Comb the records below for the string "chevron" and copy each line where it turns up.

* **Stored data**
▶

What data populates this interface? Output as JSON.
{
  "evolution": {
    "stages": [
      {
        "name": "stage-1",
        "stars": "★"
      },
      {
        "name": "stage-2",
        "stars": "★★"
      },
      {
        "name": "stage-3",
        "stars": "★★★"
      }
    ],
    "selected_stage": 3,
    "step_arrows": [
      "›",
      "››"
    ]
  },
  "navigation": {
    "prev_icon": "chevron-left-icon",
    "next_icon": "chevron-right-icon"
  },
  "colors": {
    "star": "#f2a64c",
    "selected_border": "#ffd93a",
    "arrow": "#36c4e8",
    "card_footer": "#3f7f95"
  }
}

◀

* **Task solution**
    "prev_icon": "chevron-left-icon",
    "next_icon": "chevron-right-icon"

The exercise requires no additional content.